3. Distributional critic + Auto temperature + Action selection: Ensuring Stability in Training and Deployment

Three additional configurations stabilize the method, addressing the conflict between exploration and exploitation. The critic uses C51 to learn \(Q\) as a categorical distribution, using only the mean for policy updates; this distributional Q-learning suppresses value estimation variance, as verified in diffusion RL. The temperature \(\alpha\) is not fixed but is automatically adjusted to match a target entropy \(\mathcal{H}_{\text{target}} = -\rho \cdot \dim(\mathcal{A})\) (with \(\rho = 0.5\) being generally optimal), ensuring robustness to reward scaling. During evaluation, instead of random sampling, several candidate actions are sampled from the policy, and the one with the highest \(Q\) value is selected. Randomness aids exploration during training, while determinism ensures performance during deployment.

Mechanism¶

Initialize Q_φ, π_θ (MeanFlow), δ_ω, α
for each step:
    # Policy evaluation
    L(φ) = (Q_φ(s,a) - (r + γ(Q(s',a') - α log π(a'|s'))))²
    # Policy improvement  
    Estimate v̂_t via ESS-weighted SNIS combining q^1 = π_θ + q^2 = Gaussian
    L(θ) = ||u_θ - sg(u_tgt)||²
    # ADN update via Eq. 17
    L(ω) = ||δ_ω - sg(δ_tgt)||²
    # Auto temperature
    L(α) = α (H(π_θ) - H_target)

Key Experimental Results¶

Main Results: MuJoCo (5 Locomotion Tasks)¶

Algorithm	Sampling Steps	Inference Time (ms)	Avg Performance
MFPO (ours)	2	0.46	best/tied
DIME	16	0.97	comparable
FlowRL	11	0.42	comparable
SAC-Flow	4	0.96	comparable
MaxEntDP	20	1.56	slightly lower
DACER	20	1.06	comparable
QVPO	20	1.68	slightly lower
TD3 (Gaussian)	1	0.14	lower (unimodal)
SAC (Gaussian)	1	0.15	lower (unimodal)

| Data block |
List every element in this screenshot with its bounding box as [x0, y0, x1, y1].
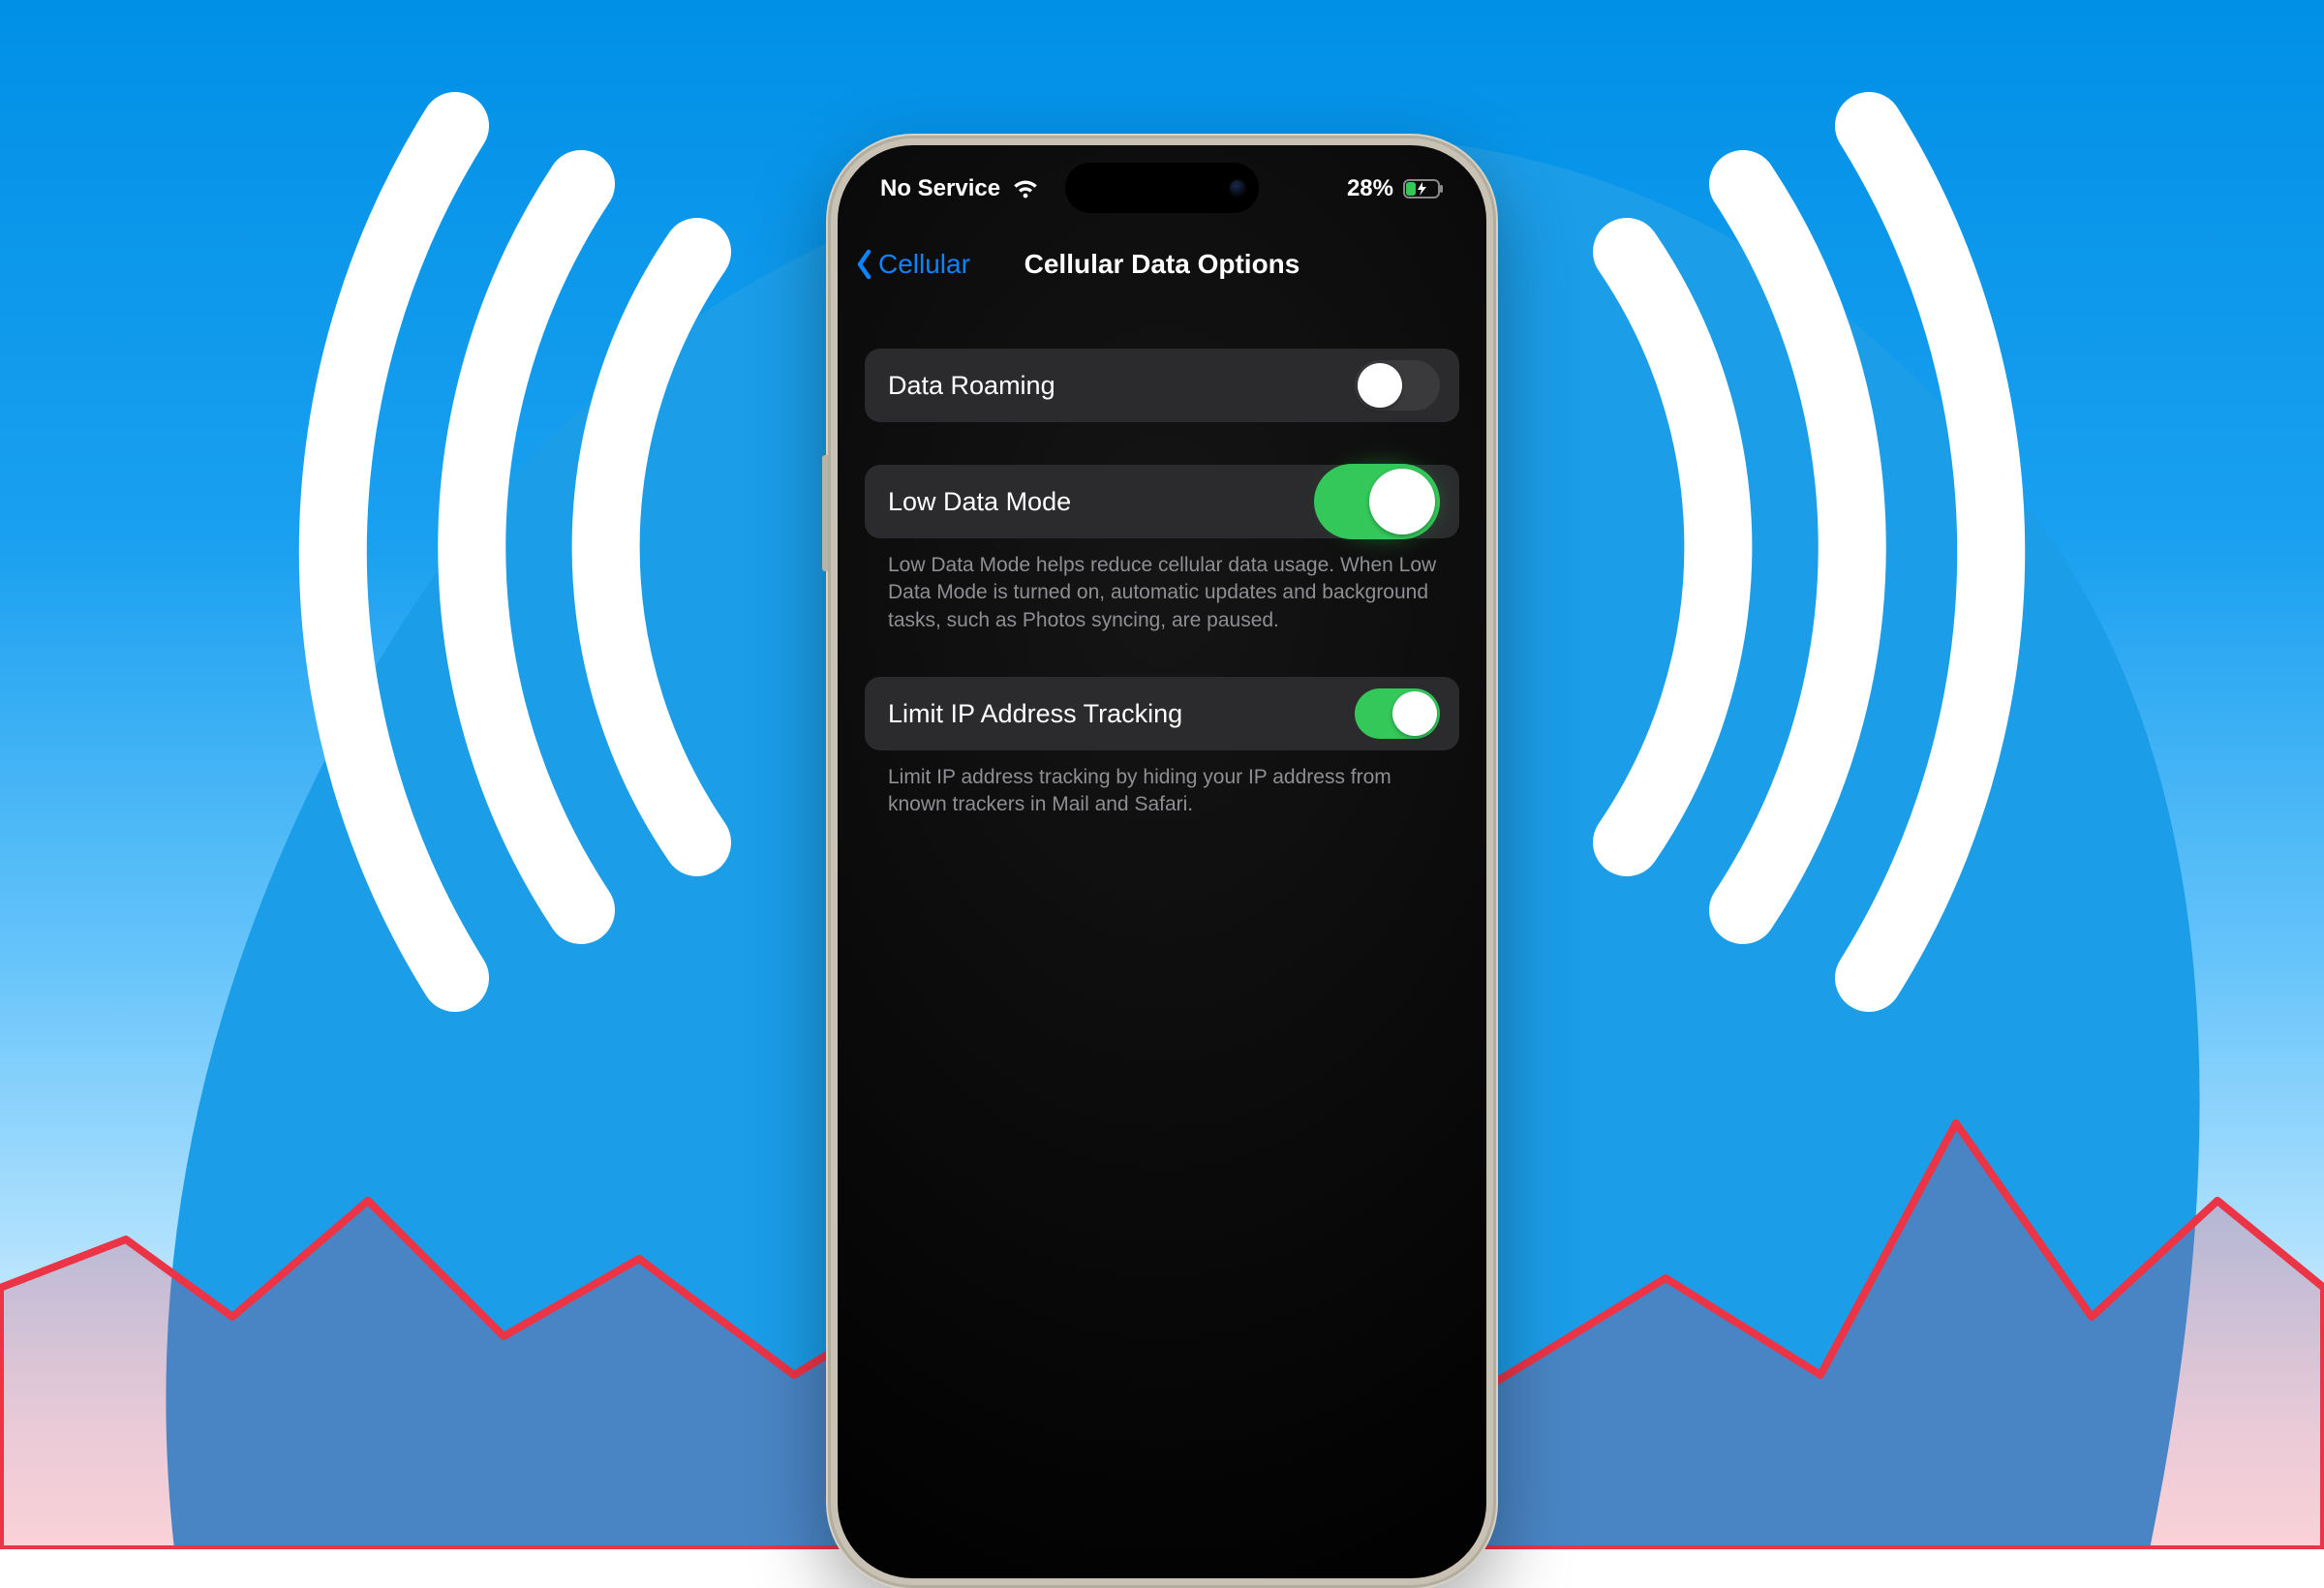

| Direction |
Please continue the write-up on the MFPO reinforcement learning method, picking up right after its MuJoCo results table.

| Output |
MFPO with 2-step sampling achieves an inference time of 0.46ms, which is 2–3.5× faster than other diffusion methods, while maintaining performance \(\geq\) all diffusion baselines. Training time is reduced by \(\sim 50\%\).

Ablation Study (HalfCheetah-v3)¶

Ablation	Impact
MeanFlow → Flow Matching policy	Performance degradation; average velocity is necessary for few-step
Remove ADN	Performance degradation; highlights necessity of likelihood estimation
Only Gaussian proposal	Low ESS as \(t \to 1\)
Only policy proposal	Failed; proposal was not effective enough
\(K_1:K_2 = 1:2\) (More Gaussian)	Optimal
Fixed temperature	Lower performance than auto temperature
\(\rho = 0.5\) for target entropy	Optimal

Key Findings¶

2-step sampling matches 20-step diffusion performance: MFPO over 2 steps catches up with MaxEntDP/QVPO over 20 steps, reducing inference time by 3–4×.
Training time reduced by 50%: Compared to DACER/DIME/MaxEntDP, the total training time is nearly halved.
ADN adds only 5% overhead for accurate likelihood: Compared to naive numerical integration (requiring \(d\) backward passes per step), ADN is practically free.
Two-proposal SNIS is critical: The combination significantly reduces variance, which is essential for stable policy updates.
Scales to HumanoidBench: MFPO matches SOTA on high-dimensional tasks (>50 dim actions), proving its scalability to complex control.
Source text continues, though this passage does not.